INSTRUCTIONS TO FOLLOW
Reproduce the blog excerpt word for word from "Saturday, May 16, 2009" to "a bad way).".

PAGE EXCERPT
*** Begin section ***
Saturday, May 23, 2009

Legislative language

In musing about how Congress should stay on topic I found govtrack.us (which seems to be a very useful site). (No comments on how my first sentence is not related to the rest of my post).

As a result of finding govtrack and the full text of the bill I skimmed through the Credit CARD Act of 2009 and read the section allowing guns in National Parks and National Wildlife Refuges. The thing that struck me was the language used. I did student congress in high school and I know that the law has its own language. But some parts of this section read more like PowerPoint slides than legal language. The sentence that really got me:
Congress needs to weigh in on the new regulations to ensure that unelected bureaucrats and judges cannot again override the Second Amendment rights of law-abiding citizens on 83,600,000 acres of National Park System land and 90,790,000 acres of land under the jurisdiction of the United States Fish and Wildlife Service.
Weigh in? Next thing you know Congress is going to leverage the synergy of the new process to produce outstanding results in all that they do.

Why doesn't congress stay on topic?

I've been thinking about this for a long time but the recent passage of the Credit CARD Act of 2009 prompted me to write it down. Would our government be better or worse if members of Congress were compelled to deal with issues one at a time? Or maybe not even that--members of Congress do need to multi-task and deal with many issues in a day. Would public policy/legislation be better if it were always limited to a single topic? We would end up with more bills certainly but would they be better?

Regardless of how one feels about credit card regulation or carrying guns in National Parks these topics are not in any way related. I know that there is a good deal of horse trading that goes on to get legislation passed. And I have heard the old saw about laws being like sausage. But even if the deal making includes unrelated topics it seems like the legislation itself should be on a single or closely related set of topics. Maybe there are big advantages to doing it this way that I just don't see but it seems ludicrous that such muddled thinking and writing are the norm and that everyone accepts it.

Saturday, May 16, 2009

HealthCare could be better...

As a Kaiser patient ordering from their mail order pharmacy involved logging in to the website and entering some information about the prescription I wanted filled and my credit card number. Since their docs enter the prescriptions in their system the pharmacy fills it and sends it to me.

Now that I have Aetna I have to go to my doctor, give them a form, which they fax to Aetna, and then I send Aetna a payment, and then Aetna sends me the medicine. The Chipotle add that says "1984 called and they want their fax machine back" comes to mind.

Thankfully our health care system gives me "choices" and since my employer dropped Kaiser I got to choose Aetna. I think Aetna is typical and Kaiser is the exception with regards to computerized records and I find this amazing (in a bad way).
*** End section ***
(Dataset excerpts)
*** Begin section ***
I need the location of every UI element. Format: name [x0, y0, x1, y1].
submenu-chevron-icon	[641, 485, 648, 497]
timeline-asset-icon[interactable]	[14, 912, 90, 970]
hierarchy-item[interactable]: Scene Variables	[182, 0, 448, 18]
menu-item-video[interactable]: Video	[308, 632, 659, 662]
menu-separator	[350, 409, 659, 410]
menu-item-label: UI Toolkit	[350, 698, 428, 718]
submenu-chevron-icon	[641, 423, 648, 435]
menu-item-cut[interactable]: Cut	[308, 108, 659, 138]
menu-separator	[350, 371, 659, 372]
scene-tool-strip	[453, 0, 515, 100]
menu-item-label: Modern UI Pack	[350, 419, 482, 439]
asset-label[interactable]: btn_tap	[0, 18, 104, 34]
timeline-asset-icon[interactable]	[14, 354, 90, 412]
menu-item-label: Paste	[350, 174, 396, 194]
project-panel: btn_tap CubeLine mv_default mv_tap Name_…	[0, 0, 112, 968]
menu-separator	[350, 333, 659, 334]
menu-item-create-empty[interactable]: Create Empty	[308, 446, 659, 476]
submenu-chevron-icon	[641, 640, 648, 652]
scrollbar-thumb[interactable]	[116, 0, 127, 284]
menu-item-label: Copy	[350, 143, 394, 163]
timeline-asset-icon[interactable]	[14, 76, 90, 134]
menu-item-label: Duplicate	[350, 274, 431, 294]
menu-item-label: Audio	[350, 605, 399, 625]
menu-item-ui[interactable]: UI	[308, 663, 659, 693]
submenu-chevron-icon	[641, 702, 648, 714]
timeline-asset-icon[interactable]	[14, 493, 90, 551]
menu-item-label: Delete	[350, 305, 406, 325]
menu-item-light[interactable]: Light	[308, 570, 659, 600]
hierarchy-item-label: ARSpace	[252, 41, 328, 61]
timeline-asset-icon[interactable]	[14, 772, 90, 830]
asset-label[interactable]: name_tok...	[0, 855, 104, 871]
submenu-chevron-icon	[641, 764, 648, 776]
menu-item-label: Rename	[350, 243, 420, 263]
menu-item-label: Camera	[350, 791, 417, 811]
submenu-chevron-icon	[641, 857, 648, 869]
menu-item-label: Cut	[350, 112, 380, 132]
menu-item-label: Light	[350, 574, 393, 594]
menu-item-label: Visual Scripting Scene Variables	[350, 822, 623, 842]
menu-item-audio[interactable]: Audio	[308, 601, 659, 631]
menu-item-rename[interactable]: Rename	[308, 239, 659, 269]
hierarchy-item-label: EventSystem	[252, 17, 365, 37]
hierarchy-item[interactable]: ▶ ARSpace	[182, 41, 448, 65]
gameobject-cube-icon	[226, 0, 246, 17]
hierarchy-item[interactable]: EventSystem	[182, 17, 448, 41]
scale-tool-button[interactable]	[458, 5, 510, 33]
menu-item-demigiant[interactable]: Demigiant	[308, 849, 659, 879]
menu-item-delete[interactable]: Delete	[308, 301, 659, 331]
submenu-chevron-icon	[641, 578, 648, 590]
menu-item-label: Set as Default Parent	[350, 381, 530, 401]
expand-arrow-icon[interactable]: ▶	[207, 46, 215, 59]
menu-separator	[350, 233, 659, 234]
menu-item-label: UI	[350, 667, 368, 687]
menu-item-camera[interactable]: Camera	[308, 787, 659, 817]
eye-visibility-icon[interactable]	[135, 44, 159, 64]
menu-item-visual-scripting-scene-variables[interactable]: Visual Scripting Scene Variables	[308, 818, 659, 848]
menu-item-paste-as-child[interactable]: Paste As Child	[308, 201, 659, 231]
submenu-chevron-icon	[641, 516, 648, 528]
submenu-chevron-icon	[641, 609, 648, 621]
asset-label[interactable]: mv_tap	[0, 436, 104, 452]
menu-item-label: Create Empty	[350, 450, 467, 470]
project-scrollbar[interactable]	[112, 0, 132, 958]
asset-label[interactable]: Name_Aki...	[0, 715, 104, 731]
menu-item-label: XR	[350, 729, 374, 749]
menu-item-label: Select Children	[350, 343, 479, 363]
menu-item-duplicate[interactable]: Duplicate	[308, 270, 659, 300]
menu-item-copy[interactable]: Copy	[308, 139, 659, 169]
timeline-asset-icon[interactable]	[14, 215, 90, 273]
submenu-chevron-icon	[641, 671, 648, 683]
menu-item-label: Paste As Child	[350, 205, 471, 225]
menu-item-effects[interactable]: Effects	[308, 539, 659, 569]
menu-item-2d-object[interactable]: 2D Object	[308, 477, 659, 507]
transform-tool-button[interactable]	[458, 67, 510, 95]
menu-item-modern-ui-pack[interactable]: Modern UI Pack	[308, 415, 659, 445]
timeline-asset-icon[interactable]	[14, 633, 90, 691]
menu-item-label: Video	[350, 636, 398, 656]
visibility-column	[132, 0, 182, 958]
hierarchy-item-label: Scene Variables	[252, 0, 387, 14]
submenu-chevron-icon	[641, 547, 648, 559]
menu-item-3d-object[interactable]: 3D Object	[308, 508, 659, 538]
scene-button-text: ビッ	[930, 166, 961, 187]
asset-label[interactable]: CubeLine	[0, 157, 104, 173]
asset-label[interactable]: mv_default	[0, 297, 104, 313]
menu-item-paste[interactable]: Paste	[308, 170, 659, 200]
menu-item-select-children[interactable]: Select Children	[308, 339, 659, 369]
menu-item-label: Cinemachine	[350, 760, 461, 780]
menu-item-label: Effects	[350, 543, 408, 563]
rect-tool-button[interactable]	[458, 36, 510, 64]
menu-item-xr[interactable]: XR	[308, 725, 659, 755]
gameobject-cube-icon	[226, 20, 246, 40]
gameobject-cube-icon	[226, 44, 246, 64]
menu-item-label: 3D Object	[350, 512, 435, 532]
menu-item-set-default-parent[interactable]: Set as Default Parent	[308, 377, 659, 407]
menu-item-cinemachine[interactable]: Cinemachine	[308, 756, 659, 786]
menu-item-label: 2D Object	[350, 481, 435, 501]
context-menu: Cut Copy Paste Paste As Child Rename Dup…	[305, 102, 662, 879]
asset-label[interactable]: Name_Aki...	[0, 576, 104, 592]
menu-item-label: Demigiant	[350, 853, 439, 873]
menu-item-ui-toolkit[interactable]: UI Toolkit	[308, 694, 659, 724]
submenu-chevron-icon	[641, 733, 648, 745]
*** End section ***
COMPLETED TASK
Saturday, May 16, 2009

HealthCare could be better...

As a Kaiser patient ordering from their mail order pharmacy involved logging in to the website and entering some information about the prescription I wanted filled and my credit card number. Since their docs enter the prescriptions in their system the pharmacy fills it and sends it to me.

Now that I have Aetna I have to go to my doctor, give them a form, which they fax to Aetna, and then I send Aetna a payment, and then Aetna sends me the medicine. The Chipotle add that says "1984 called and they want their fax machine back" comes to mind.

Thankfully our health care system gives me "choices" and since my employer dropped Kaiser I got to choose Aetna. I think Aetna is typical and Kaiser is the exception with regards to computerized records and I find this amazing (in a bad way).